▶ Your instructions
Find the string "count" in the entries and copy each line that has it.

** Start of Data to use **

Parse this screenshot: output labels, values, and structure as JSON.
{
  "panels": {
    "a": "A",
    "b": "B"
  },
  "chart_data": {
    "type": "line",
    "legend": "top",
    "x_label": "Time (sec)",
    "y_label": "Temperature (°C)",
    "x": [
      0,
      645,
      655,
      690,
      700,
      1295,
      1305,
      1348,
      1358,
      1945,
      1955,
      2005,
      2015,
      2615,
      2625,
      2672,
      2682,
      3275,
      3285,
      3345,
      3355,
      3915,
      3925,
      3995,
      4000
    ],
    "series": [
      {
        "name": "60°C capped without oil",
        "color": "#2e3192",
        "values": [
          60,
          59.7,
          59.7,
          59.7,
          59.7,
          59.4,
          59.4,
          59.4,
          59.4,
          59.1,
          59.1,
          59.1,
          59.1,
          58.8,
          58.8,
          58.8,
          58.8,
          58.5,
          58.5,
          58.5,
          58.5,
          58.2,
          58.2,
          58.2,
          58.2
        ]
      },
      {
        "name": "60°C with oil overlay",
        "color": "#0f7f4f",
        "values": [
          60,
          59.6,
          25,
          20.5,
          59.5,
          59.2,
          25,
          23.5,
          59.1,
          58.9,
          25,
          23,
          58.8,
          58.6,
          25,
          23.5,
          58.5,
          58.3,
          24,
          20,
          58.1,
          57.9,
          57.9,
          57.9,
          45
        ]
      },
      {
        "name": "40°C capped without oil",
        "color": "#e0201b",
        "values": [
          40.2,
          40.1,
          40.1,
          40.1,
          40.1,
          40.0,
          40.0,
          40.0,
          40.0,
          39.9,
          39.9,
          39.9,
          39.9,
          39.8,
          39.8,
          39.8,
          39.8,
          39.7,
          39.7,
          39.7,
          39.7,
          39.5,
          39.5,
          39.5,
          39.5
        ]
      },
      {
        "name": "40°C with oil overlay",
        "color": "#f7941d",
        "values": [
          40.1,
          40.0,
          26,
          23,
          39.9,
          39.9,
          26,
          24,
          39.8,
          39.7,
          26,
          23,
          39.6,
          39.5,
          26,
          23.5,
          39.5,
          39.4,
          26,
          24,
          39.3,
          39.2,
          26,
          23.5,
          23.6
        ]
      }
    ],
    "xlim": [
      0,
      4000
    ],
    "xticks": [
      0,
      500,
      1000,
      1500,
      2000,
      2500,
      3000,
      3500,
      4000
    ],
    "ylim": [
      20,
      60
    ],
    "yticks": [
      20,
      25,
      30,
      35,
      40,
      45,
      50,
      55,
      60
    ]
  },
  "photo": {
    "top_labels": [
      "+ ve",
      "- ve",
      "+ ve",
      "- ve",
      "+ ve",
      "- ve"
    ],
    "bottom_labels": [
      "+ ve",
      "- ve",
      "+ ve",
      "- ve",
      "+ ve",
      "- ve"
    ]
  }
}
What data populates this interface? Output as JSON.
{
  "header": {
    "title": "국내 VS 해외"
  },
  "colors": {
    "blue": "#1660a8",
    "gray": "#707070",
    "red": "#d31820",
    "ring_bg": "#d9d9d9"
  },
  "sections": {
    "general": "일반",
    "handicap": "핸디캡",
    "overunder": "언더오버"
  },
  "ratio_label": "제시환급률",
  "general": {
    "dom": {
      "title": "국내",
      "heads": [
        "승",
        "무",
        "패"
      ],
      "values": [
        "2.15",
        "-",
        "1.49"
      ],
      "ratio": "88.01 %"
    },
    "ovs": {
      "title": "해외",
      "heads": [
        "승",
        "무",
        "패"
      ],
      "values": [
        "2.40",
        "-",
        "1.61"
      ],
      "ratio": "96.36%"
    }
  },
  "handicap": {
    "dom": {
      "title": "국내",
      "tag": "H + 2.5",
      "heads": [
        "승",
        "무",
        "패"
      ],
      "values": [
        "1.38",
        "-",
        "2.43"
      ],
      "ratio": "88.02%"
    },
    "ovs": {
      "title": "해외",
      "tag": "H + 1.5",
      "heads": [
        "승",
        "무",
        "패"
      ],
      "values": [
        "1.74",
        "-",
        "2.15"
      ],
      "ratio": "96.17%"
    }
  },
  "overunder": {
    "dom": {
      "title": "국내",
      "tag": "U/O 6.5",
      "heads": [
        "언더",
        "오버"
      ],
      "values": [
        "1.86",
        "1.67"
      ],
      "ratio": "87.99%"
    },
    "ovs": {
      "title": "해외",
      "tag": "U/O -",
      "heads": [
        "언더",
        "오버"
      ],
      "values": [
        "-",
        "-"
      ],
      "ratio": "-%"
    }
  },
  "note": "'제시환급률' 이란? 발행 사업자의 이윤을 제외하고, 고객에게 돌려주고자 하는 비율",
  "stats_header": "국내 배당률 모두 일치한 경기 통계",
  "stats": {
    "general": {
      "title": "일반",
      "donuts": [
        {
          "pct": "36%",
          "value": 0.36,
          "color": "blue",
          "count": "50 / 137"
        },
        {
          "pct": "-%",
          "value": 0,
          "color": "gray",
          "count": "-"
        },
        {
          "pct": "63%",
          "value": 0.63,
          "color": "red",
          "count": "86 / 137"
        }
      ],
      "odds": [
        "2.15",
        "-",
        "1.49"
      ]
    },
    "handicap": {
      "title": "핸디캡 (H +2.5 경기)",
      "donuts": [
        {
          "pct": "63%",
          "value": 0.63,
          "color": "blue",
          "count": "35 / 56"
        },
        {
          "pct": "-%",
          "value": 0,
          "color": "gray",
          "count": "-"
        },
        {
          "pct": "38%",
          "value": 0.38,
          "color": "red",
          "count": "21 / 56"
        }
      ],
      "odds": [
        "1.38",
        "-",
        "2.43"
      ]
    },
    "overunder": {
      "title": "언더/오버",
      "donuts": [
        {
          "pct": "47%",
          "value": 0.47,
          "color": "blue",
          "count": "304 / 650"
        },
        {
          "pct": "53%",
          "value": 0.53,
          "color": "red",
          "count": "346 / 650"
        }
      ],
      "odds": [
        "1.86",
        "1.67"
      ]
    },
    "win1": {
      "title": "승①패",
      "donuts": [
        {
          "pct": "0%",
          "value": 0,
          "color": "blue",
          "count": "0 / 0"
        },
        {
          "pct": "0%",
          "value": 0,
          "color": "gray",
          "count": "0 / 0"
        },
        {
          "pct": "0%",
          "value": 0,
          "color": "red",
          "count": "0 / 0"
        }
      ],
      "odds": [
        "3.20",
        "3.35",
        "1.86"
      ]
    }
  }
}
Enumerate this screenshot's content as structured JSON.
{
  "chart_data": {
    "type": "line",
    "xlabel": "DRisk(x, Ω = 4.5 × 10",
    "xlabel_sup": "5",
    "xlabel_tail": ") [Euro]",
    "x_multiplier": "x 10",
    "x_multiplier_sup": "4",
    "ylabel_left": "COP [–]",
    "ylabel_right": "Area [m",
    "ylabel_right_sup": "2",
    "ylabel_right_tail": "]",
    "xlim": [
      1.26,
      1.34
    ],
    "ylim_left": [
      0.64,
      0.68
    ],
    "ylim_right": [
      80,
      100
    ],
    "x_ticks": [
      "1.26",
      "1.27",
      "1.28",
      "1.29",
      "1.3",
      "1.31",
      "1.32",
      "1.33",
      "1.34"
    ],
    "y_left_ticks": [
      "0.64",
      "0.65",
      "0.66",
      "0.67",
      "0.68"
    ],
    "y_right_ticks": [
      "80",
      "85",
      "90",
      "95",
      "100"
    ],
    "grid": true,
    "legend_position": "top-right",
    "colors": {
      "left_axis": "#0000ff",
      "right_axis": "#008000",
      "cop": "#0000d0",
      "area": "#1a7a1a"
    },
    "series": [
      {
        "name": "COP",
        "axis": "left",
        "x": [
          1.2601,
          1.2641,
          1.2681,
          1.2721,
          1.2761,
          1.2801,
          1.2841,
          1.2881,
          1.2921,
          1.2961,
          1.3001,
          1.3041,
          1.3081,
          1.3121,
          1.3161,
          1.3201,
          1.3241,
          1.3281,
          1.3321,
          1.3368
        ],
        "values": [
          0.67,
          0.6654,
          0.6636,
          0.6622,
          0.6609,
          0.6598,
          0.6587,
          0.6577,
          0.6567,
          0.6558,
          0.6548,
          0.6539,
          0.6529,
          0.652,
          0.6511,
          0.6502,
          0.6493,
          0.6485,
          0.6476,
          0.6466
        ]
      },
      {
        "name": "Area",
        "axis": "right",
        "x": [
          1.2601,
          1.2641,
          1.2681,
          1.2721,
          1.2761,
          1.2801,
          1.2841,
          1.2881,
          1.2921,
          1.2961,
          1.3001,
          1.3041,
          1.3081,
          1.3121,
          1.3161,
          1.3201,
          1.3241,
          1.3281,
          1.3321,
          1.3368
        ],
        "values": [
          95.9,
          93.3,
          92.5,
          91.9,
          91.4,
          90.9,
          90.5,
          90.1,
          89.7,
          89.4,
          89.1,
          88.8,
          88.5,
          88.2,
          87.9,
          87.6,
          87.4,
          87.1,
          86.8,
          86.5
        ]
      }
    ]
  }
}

** End of Data to use **

▶ Result below
          "count": "50 / 137"
          "count": "-"
          "count": "86 / 137"
          "count": "35 / 56"
          "count": "-"
          "count": "21 / 56"
          "count": "304 / 650"
          "count": "346 / 650"
          "count": "0 / 0"
          "count": "0 / 0"
          "count": "0 / 0"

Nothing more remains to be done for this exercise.